| La consigne |
Réécrivez sous forme de liste le paragraphe de l'extrait qui commence par « De même il y a du travail à faire sur l'histoire », en conservant ses faits principaux.

| Extrait choisi |
───
Je crois qu’il faut proportionner nos indications et nos inquiétudes à la réalité des situations. Je ne dis pas que nous avons parlé de choses inutiles mais il y a du travail à faire.
De même il y a du travail à faire sur l’histoire. Je suis de Nantes. En Loire Atlantique, les panneaux des entrées de ville sont désormais rédigés en français et en breton. Sur le parler breton, qui n’est pas du tout une religion pour moi, la télévision a certainement joué un rôle. Mais je rappelle qu’il y a eu des plans décisifs pour le développement de la Bretagne, notamment en la désenclavant. Quelle est la proportion de l’un et de l’autre ? Je ne sais pas. Mais je demande à voir.
Enfin il faut regarder l’histoire de l’Éducation nationale. Je crois qu’il n’est pas tout à fait faux que les instituteurs empêchaient de parler breton dans les écoles.
Marie-Françoise Bechtel
Ce n’est pas parce qu’il y a des situations de diversité tenant à d’autres facteurs que la création d’une diversité supplémentaire du fait des structures de décentralisation ne joue pas un rôle majeur, surtout parce qu’elles portent sur l’ensemble du territoire et sont très hétérogènes. Le propos ne porte pas seulement sur les dérives identitaires mais sur l’égalité devant les services publics. Vous avez signalé le cas de l’hôpital. Je crois qu’il y aurait beaucoup à dire de la part des gestionnaires.
───
| Lignes de données |
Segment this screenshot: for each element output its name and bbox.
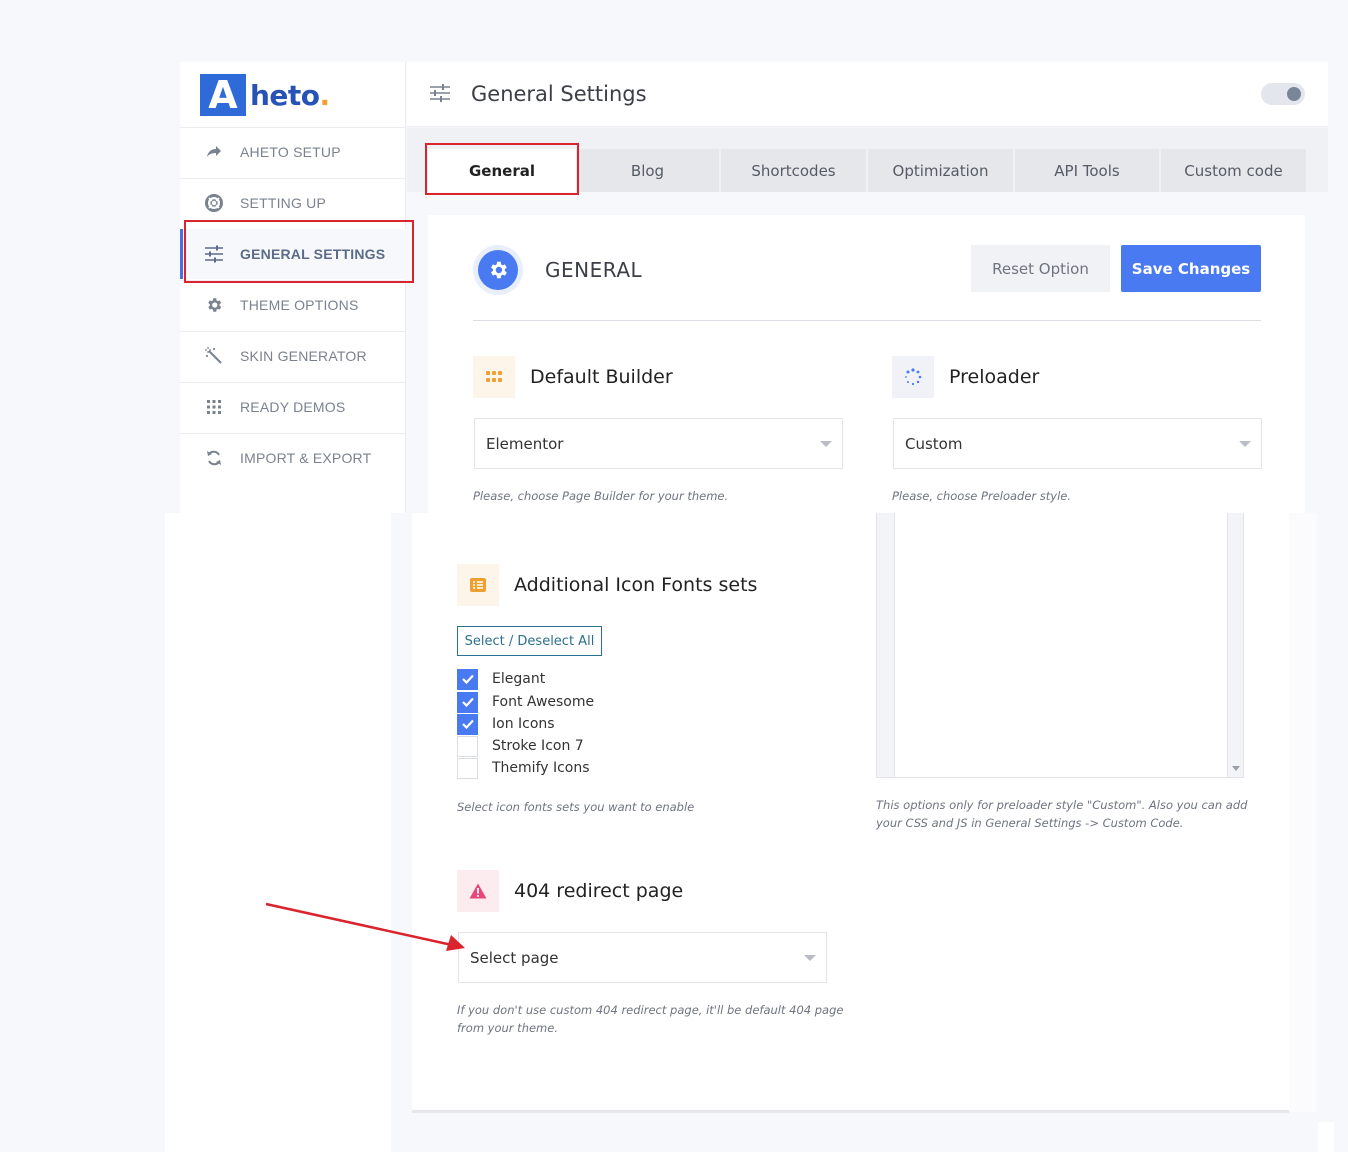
───
| Corrigé détaillé |
- Il y a aussi du travail à faire sur l'histoire.
- La personne qui parle est de Nantes.
- En Loire Atlantique, les panneaux d'entrée de ville sont désormais en français et en breton.
- La télévision a certainement joué un rôle pour le parler breton, qui n'est pas du tout une religion pour la personne qui parle.
- Des plans décisifs ont aussi servi au développement de la Bretagne, notamment en la désenclavant.
- La part de chacun de ces deux facteurs est inconnue, et la personne qui parle demande à voir.